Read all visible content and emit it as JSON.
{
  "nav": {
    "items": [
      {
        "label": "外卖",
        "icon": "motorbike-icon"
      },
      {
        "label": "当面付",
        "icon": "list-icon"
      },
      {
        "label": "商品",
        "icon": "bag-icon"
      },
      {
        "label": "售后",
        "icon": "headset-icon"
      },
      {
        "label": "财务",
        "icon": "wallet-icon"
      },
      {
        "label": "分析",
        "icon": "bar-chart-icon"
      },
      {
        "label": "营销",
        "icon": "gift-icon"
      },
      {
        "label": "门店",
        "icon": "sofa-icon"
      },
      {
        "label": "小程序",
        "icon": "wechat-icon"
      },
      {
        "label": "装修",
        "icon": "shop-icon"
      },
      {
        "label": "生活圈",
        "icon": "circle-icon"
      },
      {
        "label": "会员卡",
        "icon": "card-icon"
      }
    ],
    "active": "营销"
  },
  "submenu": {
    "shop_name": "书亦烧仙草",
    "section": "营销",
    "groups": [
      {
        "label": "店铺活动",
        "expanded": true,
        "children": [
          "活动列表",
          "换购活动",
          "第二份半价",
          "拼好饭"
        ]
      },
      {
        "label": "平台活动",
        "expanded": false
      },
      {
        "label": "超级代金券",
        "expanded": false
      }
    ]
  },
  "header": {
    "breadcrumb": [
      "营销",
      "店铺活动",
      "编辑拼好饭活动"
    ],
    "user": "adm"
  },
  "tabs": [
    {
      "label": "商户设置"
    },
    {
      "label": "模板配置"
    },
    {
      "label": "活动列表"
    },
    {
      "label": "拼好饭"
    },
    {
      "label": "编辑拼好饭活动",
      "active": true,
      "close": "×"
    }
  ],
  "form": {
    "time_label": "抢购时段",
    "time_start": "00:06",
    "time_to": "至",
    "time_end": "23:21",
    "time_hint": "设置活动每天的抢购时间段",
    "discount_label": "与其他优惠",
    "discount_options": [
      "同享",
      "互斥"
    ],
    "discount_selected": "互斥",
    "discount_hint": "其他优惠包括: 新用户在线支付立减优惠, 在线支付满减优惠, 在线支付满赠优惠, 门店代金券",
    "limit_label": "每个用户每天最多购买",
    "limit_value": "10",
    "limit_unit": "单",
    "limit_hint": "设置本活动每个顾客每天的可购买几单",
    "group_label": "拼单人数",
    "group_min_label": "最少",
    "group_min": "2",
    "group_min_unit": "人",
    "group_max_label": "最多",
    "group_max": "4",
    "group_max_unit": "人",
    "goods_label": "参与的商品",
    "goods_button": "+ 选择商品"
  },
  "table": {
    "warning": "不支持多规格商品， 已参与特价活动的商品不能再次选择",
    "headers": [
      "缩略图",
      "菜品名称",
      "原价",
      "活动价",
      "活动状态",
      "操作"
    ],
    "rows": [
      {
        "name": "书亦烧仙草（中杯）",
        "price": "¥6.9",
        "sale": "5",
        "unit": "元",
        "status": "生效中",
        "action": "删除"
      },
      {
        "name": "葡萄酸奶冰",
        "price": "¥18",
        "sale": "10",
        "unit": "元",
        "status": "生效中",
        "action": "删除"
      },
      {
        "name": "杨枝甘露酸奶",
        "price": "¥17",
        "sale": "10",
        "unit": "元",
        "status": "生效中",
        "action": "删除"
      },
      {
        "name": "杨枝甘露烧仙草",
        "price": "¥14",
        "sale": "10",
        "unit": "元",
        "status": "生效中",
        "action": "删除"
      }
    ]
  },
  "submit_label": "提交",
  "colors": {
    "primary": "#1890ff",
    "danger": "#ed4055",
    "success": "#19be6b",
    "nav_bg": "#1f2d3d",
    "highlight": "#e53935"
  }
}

SHORT EXERCISE » Reproduce each record shown above without altering a single word.

FINAL RESULT »
Read all visible content and emit it as JSON.
{
  "nav": {
    "items": [
      {
        "label": "外卖",
        "icon": "motorbike-icon"
      },
      {
        "label": "当面付",
        "icon": "list-icon"
      },
      {
        "label": "商品",
        "icon": "bag-icon"
      },
      {
        "label": "售后",
        "icon": "headset-icon"
      },
      {
        "label": "财务",
        "icon": "wallet-icon"
      },
      {
        "label": "分析",
        "icon": "bar-chart-icon"
      },
      {
        "label": "营销",
        "icon": "gift-icon"
      },
      {
        "label": "门店",
        "icon": "sofa-icon"
      },
      {
        "label": "小程序",
        "icon": "wechat-icon"
      },
      {
        "label": "装修",
        "icon": "shop-icon"
      },
      {
        "label": "生活圈",
        "icon": "circle-icon"
      },
      {
        "label": "会员卡",
        "icon": "card-icon"
      }
    ],
    "active": "营销"
  },
  "submenu": {
    "shop_name": "书亦烧仙草",
    "section": "营销",
    "groups": [
      {
        "label": "店铺活动",
        "expanded": true,
        "children": [
          "活动列表",
          "换购活动",
          "第二份半价",
          "拼好饭"
        ]
      },
      {
        "label": "平台活动",
        "expanded": false
      },
      {
        "label": "超级代金券",
        "expanded": false
      }
    ]
  },
  "header": {
    "breadcrumb": [
      "营销",
      "店铺活动",
      "编辑拼好饭活动"
    ],
    "user": "adm"
  },
  "tabs": [
    {
      "label": "商户设置"
    },
    {
      "label": "模板配置"
    },
    {
      "label": "活动列表"
    },
    {
      "label": "拼好饭"
    },
    {
      "label": "编辑拼好饭活动",
      "active": true,
      "close": "×"
    }
  ],
  "form": {
    "time_label": "抢购时段",
    "time_start": "00:06",
    "time_to": "至",
    "time_end": "23:21",
    "time_hint": "设置活动每天的抢购时间段",
    "discount_label": "与其他优惠",
    "discount_options": [
      "同享",
      "互斥"
    ],
    "discount_selected": "互斥",
    "discount_hint": "其他优惠包括: 新用户在线支付立减优惠, 在线支付满减优惠, 在线支付满赠优惠, 门店代金券",
    "limit_label": "每个用户每天最多购买",
    "limit_value": "10",
    "limit_unit": "单",
    "limit_hint": "设置本活动每个顾客每天的可购买几单",
    "group_label": "拼单人数",
    "group_min_label": "最少",
    "group_min": "2",
    "group_min_unit": "人",
    "group_max_label": "最多",
    "group_max": "4",
    "group_max_unit": "人",
    "goods_label": "参与的商品",
    "goods_button": "+ 选择商品"
  },
  "table": {
    "warning": "不支持多规格商品， 已参与特价活动的商品不能再次选择",
    "headers": [
      "缩略图",
      "菜品名称",
      "原价",
      "活动价",
      "活动状态",
      "操作"
    ],
    "rows": [
      {
        "name": "书亦烧仙草（中杯）",
        "price": "¥6.9",
        "sale": "5",
        "unit": "元",
        "status": "生效中",
        "action": "删除"
      },
      {
        "name": "葡萄酸奶冰",
        "price": "¥18",
        "sale": "10",
        "unit": "元",
        "status": "生效中",
        "action": "删除"
      },
      {
        "name": "杨枝甘露酸奶",
        "price": "¥17",
        "sale": "10",
        "unit": "元",
        "status": "生效中",
        "action": "删除"
      },
      {
        "name": "杨枝甘露烧仙草",
        "price": "¥14",
        "sale": "10",
        "unit": "元",
        "status": "生效中",
        "action": "删除"
      }
    ]
  },
  "submit_label": "提交",
  "colors": {
    "primary": "#1890ff",
    "danger": "#ed4055",
    "success": "#19be6b",
    "nav_bg": "#1f2d3d",
    "highlight": "#e53935"
  }
}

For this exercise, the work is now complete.